_GIVEN PROBLEM_. Omit the pictures and output every entry below exactly as written.

* START EXERCISE INPUTS *

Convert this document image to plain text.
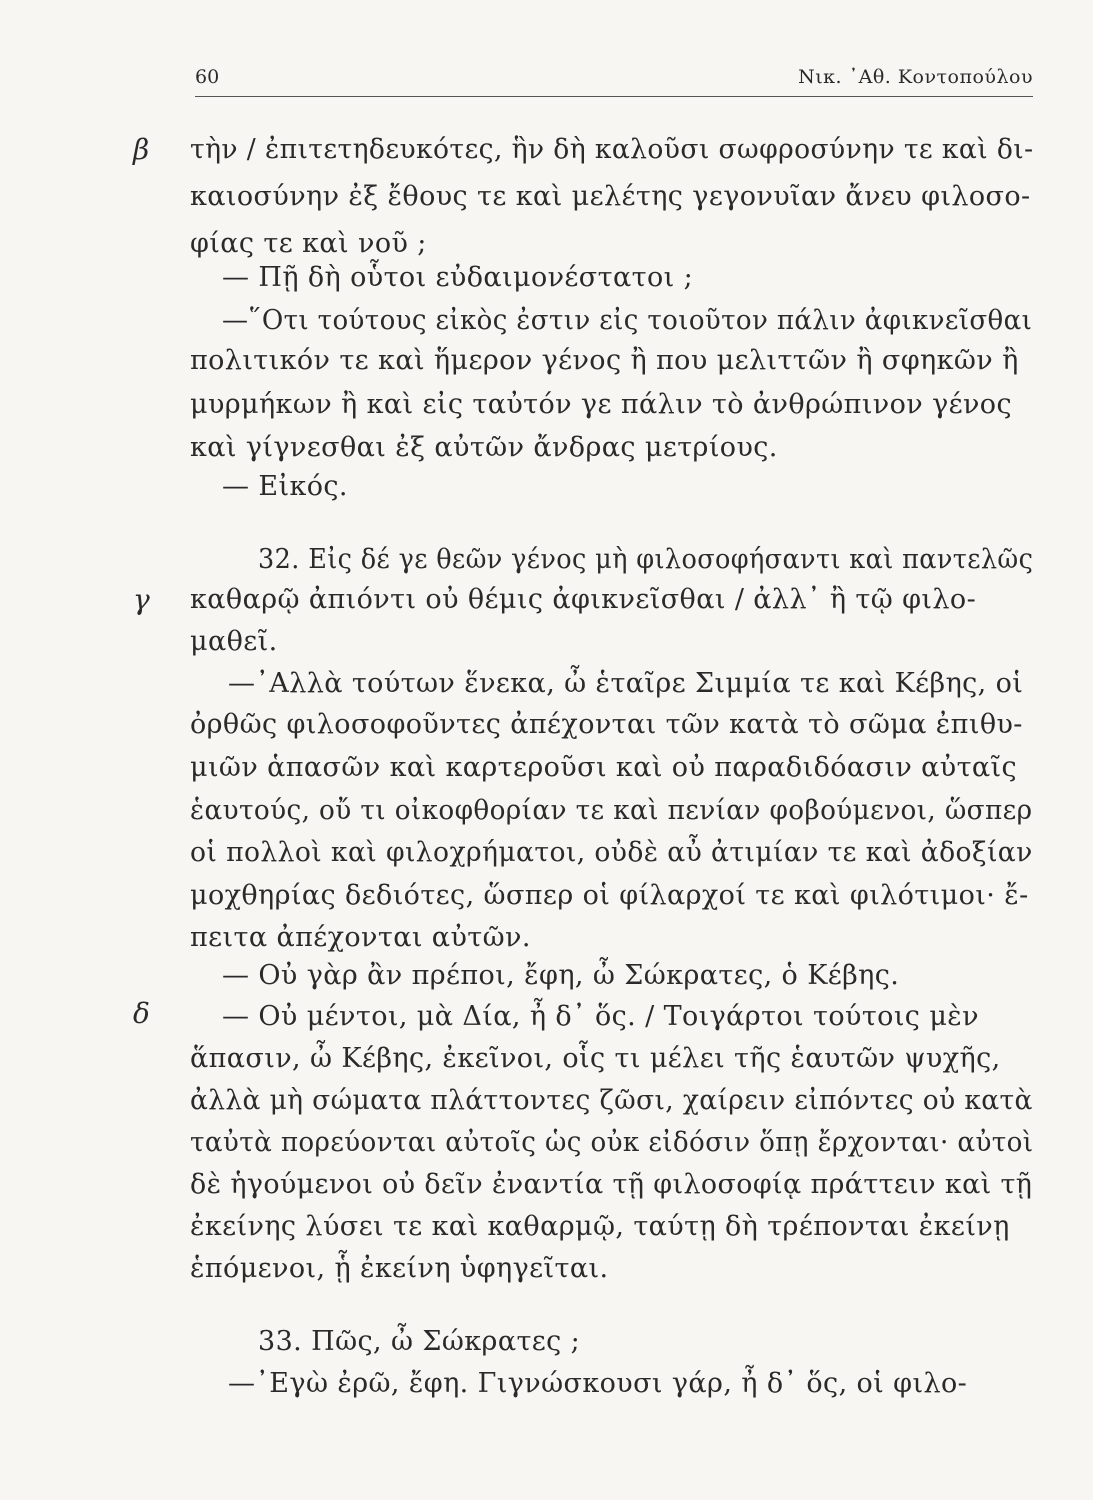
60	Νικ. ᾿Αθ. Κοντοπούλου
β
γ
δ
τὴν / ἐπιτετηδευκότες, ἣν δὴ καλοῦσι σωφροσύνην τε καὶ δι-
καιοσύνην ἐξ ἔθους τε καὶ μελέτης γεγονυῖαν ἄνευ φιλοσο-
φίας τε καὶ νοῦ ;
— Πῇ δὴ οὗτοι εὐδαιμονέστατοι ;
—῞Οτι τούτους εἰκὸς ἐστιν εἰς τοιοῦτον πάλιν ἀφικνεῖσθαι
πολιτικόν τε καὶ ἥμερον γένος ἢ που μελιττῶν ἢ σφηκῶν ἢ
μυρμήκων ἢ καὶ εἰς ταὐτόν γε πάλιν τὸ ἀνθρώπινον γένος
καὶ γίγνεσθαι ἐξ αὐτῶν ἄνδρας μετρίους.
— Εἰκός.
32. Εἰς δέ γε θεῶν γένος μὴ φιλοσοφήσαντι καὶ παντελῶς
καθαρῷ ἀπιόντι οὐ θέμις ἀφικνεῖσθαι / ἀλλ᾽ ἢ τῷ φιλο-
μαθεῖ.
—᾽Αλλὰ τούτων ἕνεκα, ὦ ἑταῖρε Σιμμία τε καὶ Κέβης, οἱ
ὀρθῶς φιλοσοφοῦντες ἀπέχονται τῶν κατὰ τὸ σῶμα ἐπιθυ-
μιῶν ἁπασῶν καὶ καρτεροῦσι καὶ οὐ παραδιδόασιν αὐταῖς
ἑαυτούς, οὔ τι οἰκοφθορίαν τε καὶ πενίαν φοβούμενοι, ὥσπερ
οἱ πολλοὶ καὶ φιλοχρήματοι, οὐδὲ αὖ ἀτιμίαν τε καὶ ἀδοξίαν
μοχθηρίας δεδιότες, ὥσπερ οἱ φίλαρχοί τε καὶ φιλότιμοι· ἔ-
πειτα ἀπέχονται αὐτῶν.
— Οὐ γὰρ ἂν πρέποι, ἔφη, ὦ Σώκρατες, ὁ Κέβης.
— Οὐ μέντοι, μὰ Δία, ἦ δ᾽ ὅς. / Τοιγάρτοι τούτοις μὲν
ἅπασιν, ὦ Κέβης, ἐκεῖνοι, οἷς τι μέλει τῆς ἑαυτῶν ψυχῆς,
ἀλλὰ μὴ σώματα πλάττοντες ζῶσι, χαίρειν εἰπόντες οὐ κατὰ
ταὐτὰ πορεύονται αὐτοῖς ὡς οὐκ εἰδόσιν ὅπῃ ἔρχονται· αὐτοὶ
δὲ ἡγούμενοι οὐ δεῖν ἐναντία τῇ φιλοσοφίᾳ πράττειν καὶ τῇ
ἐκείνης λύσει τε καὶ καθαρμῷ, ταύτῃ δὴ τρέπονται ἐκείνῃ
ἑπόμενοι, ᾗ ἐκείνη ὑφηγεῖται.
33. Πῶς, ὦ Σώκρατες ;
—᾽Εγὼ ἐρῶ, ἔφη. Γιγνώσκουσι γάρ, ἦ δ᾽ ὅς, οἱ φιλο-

* END EXERCISE INPUTS *

_TASK SOLUTION_.
Convert this document image to plain text.
60	Νικ. ᾿Αθ. Κοντοπούλου
β
γ
δ
τὴν / ἐπιτετηδευκότες, ἣν δὴ καλοῦσι σωφροσύνην τε καὶ δι-
καιοσύνην ἐξ ἔθους τε καὶ μελέτης γεγονυῖαν ἄνευ φιλοσο-
φίας τε καὶ νοῦ ;
— Πῇ δὴ οὗτοι εὐδαιμονέστατοι ;
—῞Οτι τούτους εἰκὸς ἐστιν εἰς τοιοῦτον πάλιν ἀφικνεῖσθαι
πολιτικόν τε καὶ ἥμερον γένος ἢ που μελιττῶν ἢ σφηκῶν ἢ
μυρμήκων ἢ καὶ εἰς ταὐτόν γε πάλιν τὸ ἀνθρώπινον γένος
καὶ γίγνεσθαι ἐξ αὐτῶν ἄνδρας μετρίους.
— Εἰκός.
32. Εἰς δέ γε θεῶν γένος μὴ φιλοσοφήσαντι καὶ παντελῶς
καθαρῷ ἀπιόντι οὐ θέμις ἀφικνεῖσθαι / ἀλλ᾽ ἢ τῷ φιλο-
μαθεῖ.
—᾽Αλλὰ τούτων ἕνεκα, ὦ ἑταῖρε Σιμμία τε καὶ Κέβης, οἱ
ὀρθῶς φιλοσοφοῦντες ἀπέχονται τῶν κατὰ τὸ σῶμα ἐπιθυ-
μιῶν ἁπασῶν καὶ καρτεροῦσι καὶ οὐ παραδιδόασιν αὐταῖς
ἑαυτούς, οὔ τι οἰκοφθορίαν τε καὶ πενίαν φοβούμενοι, ὥσπερ
οἱ πολλοὶ καὶ φιλοχρήματοι, οὐδὲ αὖ ἀτιμίαν τε καὶ ἀδοξίαν
μοχθηρίας δεδιότες, ὥσπερ οἱ φίλαρχοί τε καὶ φιλότιμοι· ἔ-
πειτα ἀπέχονται αὐτῶν.
— Οὐ γὰρ ἂν πρέποι, ἔφη, ὦ Σώκρατες, ὁ Κέβης.
— Οὐ μέντοι, μὰ Δία, ἦ δ᾽ ὅς. / Τοιγάρτοι τούτοις μὲν
ἅπασιν, ὦ Κέβης, ἐκεῖνοι, οἷς τι μέλει τῆς ἑαυτῶν ψυχῆς,
ἀλλὰ μὴ σώματα πλάττοντες ζῶσι, χαίρειν εἰπόντες οὐ κατὰ
ταὐτὰ πορεύονται αὐτοῖς ὡς οὐκ εἰδόσιν ὅπῃ ἔρχονται· αὐτοὶ
δὲ ἡγούμενοι οὐ δεῖν ἐναντία τῇ φιλοσοφίᾳ πράττειν καὶ τῇ
ἐκείνης λύσει τε καὶ καθαρμῷ, ταύτῃ δὴ τρέπονται ἐκείνῃ
ἑπόμενοι, ᾗ ἐκείνη ὑφηγεῖται.
33. Πῶς, ὦ Σώκρατες ;
—᾽Εγὼ ἐρῶ, ἔφη. Γιγνώσκουσι γάρ, ἦ δ᾽ ὅς, οἱ φιλο-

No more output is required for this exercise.